— BEGIN —

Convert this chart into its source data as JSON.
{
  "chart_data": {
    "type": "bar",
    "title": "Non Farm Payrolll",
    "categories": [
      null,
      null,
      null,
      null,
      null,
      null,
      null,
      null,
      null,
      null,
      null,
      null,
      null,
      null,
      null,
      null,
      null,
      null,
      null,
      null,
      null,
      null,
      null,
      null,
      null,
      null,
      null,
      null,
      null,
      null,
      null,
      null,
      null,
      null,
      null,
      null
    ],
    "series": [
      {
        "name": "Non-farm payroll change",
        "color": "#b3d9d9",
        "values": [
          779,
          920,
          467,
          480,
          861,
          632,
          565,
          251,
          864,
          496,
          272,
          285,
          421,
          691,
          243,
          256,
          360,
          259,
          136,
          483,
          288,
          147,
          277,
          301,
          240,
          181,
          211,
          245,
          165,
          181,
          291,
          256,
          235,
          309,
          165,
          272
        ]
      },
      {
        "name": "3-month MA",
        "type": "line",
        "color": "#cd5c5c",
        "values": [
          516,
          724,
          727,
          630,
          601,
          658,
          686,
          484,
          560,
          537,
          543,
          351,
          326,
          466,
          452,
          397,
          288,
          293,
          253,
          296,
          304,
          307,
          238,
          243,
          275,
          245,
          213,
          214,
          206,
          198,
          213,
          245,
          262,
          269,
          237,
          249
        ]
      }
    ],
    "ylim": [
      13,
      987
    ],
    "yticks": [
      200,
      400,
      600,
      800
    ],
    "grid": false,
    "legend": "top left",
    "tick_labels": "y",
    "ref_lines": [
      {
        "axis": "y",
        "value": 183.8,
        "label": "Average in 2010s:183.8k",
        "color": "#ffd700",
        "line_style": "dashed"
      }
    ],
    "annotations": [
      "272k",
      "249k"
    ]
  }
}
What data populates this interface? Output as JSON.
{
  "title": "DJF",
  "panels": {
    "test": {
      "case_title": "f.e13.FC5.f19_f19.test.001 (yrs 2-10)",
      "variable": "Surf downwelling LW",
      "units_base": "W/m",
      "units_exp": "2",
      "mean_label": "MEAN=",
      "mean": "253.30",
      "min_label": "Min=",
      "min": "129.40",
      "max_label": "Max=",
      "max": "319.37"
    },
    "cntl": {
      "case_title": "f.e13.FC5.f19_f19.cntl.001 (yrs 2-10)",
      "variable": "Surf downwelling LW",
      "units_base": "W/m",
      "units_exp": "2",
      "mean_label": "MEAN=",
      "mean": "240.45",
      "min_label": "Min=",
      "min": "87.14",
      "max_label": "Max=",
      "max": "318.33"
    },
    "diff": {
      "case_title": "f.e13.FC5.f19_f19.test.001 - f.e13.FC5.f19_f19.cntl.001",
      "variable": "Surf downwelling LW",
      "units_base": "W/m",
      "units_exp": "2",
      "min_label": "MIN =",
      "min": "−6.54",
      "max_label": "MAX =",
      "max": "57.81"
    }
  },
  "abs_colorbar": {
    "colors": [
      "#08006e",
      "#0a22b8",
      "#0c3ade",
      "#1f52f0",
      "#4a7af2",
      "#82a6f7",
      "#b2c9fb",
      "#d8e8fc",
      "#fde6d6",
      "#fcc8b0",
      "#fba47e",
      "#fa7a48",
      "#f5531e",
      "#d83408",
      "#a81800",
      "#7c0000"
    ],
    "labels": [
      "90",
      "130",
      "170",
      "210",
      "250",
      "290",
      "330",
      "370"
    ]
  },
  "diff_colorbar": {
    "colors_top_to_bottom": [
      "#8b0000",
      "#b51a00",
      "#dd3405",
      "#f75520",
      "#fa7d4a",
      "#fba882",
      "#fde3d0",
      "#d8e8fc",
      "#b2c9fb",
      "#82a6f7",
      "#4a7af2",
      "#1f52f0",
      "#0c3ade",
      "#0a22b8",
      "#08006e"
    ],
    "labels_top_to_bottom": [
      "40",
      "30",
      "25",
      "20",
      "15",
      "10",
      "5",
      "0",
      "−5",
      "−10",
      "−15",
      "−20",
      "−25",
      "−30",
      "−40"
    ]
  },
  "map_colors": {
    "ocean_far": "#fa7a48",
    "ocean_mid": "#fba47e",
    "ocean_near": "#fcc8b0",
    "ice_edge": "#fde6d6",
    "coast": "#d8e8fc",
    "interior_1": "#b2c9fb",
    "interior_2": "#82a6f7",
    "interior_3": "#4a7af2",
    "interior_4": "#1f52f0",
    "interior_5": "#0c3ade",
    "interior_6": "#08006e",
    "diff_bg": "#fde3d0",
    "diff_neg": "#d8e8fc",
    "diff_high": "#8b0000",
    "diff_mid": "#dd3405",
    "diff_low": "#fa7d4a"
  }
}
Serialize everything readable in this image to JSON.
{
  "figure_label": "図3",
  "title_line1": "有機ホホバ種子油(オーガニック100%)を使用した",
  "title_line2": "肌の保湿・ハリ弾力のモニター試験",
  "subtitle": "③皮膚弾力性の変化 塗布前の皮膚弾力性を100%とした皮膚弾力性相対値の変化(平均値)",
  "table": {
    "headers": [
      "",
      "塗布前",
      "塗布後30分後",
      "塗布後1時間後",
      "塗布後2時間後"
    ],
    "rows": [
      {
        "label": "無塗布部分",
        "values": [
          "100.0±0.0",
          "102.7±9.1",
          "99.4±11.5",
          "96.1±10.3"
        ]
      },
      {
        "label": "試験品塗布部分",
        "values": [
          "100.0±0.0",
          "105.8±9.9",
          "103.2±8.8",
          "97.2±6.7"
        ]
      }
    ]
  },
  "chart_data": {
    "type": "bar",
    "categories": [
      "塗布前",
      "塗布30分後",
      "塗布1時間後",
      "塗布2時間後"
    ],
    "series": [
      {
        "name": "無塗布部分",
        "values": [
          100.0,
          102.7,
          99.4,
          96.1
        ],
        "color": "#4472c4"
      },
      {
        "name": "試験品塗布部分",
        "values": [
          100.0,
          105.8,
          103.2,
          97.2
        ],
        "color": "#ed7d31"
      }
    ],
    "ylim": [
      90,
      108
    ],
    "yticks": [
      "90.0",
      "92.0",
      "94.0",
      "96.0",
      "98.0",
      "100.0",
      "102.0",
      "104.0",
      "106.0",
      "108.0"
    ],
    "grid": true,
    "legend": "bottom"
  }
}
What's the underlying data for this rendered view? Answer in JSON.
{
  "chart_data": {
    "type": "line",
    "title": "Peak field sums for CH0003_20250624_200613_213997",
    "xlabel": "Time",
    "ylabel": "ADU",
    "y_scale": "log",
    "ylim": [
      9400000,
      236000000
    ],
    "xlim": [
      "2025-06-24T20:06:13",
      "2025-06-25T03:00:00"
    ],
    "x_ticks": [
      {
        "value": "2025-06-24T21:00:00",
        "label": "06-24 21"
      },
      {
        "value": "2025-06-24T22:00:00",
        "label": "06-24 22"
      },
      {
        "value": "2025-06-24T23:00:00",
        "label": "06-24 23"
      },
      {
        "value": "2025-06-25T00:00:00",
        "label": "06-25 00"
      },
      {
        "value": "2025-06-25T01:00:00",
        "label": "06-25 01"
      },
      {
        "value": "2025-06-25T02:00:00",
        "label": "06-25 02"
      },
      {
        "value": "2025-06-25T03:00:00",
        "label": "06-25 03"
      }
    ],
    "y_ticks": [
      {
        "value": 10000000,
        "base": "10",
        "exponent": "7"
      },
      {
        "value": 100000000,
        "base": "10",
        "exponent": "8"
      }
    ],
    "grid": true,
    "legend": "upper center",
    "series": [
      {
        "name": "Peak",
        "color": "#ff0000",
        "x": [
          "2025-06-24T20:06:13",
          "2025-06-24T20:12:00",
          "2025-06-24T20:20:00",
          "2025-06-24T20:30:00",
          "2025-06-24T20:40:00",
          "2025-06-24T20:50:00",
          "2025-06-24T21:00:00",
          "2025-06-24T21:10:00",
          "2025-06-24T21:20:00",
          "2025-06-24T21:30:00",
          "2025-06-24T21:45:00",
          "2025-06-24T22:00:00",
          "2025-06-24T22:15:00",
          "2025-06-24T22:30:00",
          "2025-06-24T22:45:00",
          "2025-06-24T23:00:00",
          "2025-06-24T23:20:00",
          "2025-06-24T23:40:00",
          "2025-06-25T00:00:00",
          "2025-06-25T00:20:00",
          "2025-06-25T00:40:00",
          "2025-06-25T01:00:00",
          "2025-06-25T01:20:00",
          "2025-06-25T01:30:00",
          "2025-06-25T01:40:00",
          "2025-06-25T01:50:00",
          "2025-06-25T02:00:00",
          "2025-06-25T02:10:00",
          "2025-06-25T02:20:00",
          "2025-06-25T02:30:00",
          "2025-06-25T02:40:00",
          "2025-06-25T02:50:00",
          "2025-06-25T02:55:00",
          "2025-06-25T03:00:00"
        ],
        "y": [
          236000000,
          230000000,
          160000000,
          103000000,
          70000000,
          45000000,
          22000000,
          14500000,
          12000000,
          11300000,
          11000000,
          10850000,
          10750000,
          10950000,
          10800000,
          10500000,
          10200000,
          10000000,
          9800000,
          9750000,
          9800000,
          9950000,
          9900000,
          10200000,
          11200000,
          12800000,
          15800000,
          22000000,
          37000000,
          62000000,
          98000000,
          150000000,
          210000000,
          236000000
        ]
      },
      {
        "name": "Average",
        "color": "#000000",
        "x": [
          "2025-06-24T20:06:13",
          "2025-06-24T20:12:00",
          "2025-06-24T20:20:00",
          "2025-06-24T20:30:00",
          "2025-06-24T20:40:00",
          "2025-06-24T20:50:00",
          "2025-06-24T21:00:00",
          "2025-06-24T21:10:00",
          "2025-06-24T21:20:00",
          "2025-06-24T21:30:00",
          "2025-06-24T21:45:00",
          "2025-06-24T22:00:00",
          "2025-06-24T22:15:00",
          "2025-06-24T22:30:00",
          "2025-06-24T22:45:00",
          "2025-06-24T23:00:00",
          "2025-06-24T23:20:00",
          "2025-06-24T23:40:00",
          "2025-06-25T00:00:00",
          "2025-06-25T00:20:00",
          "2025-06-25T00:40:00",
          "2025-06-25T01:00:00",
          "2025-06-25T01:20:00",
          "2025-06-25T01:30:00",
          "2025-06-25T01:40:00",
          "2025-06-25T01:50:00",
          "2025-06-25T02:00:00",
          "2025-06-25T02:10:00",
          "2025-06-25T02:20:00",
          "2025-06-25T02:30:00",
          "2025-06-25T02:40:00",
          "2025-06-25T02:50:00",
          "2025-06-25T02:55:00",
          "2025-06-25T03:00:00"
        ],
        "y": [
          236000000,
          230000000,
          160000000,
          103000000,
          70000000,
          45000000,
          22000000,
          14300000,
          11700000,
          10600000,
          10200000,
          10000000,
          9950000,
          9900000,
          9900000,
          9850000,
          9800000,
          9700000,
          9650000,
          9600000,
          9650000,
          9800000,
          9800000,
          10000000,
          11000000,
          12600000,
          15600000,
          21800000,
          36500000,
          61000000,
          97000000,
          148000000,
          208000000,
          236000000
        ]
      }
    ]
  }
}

— END —

■ **SET TASK**
Pull out all lines containing the word "test" from the entries above.

■ **RESULT**
    "test": {
      "case_title": "f.e13.FC5.f19_f19.test.001 (yrs 2-10)",
      "case_title": "f.e13.FC5.f19_f19.test.001 - f.e13.FC5.f19_f19.cntl.001",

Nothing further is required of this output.